[START]

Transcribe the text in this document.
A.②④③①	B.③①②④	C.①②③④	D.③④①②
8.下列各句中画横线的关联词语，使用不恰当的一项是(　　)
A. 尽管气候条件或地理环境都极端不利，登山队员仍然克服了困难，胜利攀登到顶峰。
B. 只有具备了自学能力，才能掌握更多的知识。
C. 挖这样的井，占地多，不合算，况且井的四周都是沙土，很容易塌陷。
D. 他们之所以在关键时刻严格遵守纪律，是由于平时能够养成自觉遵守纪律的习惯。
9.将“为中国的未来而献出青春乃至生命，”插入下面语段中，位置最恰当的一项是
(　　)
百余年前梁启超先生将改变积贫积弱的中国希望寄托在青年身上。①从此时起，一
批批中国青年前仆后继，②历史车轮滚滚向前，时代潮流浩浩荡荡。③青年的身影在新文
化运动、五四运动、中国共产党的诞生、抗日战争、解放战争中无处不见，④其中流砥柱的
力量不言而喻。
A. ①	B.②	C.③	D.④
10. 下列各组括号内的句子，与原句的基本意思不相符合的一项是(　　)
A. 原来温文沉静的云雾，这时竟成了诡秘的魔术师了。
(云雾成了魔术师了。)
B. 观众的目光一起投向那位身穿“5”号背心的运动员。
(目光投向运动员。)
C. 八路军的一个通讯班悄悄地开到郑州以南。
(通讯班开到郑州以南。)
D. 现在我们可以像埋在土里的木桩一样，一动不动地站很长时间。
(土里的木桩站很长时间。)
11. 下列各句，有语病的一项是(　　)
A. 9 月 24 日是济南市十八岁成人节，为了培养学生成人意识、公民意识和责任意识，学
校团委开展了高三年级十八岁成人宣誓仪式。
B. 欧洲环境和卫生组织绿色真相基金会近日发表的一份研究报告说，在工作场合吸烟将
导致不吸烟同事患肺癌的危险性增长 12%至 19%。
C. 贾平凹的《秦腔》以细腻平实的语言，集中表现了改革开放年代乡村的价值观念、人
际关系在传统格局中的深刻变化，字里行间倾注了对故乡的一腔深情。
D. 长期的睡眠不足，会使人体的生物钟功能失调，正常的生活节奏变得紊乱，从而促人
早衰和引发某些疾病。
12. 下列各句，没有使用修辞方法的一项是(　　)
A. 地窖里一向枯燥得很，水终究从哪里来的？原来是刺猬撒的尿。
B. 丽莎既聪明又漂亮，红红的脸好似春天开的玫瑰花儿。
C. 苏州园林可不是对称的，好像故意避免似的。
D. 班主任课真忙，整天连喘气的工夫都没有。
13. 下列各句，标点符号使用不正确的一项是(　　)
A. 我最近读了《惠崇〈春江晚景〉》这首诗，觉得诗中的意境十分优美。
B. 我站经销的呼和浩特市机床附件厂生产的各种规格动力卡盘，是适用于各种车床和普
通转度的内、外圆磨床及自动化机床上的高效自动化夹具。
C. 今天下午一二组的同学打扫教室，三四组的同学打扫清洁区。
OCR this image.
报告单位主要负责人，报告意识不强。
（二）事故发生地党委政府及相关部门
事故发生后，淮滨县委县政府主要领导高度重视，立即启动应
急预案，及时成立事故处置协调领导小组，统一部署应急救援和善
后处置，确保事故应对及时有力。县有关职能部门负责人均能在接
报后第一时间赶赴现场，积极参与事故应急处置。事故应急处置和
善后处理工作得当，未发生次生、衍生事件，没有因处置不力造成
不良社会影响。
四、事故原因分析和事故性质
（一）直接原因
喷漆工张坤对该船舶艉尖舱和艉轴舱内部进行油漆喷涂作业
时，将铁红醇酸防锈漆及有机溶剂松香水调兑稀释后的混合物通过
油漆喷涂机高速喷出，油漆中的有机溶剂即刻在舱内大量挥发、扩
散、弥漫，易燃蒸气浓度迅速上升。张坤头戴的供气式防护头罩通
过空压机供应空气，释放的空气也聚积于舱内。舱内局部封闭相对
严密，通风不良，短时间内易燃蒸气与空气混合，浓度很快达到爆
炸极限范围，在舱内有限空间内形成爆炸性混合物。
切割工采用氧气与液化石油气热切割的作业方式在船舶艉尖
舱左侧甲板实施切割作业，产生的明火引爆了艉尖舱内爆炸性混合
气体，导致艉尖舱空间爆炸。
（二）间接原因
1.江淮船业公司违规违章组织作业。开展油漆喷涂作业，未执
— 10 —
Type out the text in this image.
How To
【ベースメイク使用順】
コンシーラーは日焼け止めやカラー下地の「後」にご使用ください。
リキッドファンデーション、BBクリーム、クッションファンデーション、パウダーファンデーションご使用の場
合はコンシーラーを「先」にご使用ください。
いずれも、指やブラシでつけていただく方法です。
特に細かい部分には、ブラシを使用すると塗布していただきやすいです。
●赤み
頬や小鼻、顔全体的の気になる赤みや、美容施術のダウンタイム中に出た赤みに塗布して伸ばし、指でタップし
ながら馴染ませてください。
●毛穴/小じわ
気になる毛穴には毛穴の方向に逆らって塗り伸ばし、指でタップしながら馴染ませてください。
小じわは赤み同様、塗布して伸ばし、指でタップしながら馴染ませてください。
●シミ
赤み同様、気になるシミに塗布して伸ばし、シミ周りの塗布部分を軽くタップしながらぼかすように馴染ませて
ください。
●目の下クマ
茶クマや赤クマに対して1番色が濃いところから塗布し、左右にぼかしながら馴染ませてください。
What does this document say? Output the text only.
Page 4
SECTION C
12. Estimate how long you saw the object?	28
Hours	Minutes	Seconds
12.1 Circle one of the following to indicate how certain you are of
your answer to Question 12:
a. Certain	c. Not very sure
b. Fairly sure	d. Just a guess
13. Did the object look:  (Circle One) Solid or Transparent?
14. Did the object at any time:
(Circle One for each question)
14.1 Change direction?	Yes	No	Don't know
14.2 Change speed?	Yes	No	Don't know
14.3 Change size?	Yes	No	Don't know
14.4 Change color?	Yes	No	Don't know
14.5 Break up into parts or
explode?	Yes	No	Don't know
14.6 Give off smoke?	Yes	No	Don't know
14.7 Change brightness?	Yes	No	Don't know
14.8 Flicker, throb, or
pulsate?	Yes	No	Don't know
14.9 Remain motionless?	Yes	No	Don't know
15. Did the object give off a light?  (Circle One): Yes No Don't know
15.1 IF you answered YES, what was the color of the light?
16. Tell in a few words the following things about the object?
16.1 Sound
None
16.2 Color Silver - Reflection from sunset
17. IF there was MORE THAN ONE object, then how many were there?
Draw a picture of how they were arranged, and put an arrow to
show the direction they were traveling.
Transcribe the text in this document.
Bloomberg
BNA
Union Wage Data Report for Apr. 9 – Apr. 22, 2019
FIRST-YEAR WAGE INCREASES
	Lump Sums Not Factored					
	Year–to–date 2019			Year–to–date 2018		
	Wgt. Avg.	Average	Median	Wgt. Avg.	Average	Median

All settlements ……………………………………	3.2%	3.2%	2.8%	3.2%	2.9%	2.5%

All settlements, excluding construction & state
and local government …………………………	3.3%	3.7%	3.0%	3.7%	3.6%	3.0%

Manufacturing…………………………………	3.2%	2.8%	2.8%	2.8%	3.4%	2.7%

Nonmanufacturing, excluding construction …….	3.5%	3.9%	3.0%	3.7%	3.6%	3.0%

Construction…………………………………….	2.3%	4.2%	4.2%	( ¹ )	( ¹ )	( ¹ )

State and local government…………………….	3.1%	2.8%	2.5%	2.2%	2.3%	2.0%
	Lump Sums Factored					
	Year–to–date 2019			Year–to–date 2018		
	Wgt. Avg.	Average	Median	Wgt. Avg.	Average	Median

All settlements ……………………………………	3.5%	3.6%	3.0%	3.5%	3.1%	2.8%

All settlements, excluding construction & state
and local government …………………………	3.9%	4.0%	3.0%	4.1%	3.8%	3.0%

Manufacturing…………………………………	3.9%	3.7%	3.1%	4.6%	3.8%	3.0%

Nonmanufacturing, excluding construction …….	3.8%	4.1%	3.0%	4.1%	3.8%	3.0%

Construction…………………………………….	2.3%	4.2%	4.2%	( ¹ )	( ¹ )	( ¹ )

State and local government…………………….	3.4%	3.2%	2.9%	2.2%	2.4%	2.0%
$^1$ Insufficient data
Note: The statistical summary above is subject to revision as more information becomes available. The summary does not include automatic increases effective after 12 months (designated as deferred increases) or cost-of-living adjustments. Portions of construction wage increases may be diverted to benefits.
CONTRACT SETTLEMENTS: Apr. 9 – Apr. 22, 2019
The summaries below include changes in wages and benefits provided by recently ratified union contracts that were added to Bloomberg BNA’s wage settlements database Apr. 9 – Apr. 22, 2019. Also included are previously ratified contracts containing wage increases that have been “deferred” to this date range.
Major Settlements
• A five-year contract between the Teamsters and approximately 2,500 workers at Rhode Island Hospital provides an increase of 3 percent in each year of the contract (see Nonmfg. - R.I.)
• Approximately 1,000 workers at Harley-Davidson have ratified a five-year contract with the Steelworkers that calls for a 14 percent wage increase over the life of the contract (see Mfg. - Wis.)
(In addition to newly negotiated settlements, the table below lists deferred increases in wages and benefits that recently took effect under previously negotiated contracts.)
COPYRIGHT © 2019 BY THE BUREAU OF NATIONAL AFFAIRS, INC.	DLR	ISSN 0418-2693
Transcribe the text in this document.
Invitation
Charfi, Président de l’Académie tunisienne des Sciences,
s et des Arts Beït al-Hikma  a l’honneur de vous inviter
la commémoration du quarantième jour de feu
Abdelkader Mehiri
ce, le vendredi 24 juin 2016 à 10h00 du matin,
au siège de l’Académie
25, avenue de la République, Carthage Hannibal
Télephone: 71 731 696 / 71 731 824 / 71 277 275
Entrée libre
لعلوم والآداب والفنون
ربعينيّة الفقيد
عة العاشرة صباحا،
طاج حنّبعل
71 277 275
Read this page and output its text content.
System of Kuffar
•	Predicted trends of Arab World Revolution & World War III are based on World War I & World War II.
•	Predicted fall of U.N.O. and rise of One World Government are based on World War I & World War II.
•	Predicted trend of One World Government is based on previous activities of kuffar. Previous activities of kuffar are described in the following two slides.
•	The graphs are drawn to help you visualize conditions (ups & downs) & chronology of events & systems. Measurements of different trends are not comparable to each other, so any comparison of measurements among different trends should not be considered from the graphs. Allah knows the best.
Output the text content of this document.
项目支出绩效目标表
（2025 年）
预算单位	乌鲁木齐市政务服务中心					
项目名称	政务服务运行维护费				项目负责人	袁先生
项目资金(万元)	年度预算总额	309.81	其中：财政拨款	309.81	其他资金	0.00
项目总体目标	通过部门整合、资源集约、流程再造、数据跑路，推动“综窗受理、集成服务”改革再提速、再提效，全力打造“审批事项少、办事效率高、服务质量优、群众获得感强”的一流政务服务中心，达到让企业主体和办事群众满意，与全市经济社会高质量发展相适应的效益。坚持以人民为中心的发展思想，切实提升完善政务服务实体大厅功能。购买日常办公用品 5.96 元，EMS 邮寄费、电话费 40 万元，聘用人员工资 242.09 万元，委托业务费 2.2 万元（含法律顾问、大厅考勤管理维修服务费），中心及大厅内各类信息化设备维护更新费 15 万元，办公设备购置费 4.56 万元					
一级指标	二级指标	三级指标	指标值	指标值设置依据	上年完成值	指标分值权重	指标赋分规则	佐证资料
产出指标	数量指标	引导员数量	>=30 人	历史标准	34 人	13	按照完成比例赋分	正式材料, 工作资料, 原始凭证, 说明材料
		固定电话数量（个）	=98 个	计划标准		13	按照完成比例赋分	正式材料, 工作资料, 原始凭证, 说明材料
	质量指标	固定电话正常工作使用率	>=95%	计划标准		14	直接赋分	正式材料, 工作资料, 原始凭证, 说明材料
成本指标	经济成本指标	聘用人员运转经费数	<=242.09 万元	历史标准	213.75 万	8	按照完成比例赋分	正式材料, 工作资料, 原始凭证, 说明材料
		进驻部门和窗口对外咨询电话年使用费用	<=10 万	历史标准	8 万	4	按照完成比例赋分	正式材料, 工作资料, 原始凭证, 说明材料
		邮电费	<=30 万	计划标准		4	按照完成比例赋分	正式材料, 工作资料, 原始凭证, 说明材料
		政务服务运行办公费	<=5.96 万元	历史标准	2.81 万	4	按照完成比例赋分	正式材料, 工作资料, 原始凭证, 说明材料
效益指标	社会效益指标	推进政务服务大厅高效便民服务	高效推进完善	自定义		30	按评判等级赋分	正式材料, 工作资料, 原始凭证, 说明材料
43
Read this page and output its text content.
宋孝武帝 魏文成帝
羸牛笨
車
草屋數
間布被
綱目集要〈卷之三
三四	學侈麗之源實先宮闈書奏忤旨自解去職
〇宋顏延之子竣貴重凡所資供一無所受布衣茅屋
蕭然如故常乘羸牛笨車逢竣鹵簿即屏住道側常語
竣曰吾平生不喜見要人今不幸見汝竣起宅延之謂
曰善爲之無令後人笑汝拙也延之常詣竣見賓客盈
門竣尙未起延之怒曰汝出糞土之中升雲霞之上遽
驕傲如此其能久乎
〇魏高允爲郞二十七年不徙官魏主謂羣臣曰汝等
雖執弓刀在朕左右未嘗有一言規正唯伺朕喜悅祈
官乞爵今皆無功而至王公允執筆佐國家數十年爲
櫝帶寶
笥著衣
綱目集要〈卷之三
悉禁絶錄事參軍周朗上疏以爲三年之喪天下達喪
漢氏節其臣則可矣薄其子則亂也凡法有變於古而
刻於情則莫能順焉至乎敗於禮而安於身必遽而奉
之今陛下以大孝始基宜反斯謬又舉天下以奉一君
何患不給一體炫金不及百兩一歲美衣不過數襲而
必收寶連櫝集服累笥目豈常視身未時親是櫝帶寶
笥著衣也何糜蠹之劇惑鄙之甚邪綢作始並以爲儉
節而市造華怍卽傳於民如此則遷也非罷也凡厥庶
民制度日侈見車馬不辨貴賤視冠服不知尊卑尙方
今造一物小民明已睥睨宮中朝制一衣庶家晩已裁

[END]

- Description of the task: Copy each line of the data that contains the word "object".

- Answer to the task:
12. Estimate how long you saw the object?	28
13. Did the object look:  (Circle One) Solid or Transparent?
14. Did the object at any time:
15. Did the object give off a light?  (Circle One): Yes No Don't know
16. Tell in a few words the following things about the object?
17. IF there was MORE THAN ONE object, then how many were there?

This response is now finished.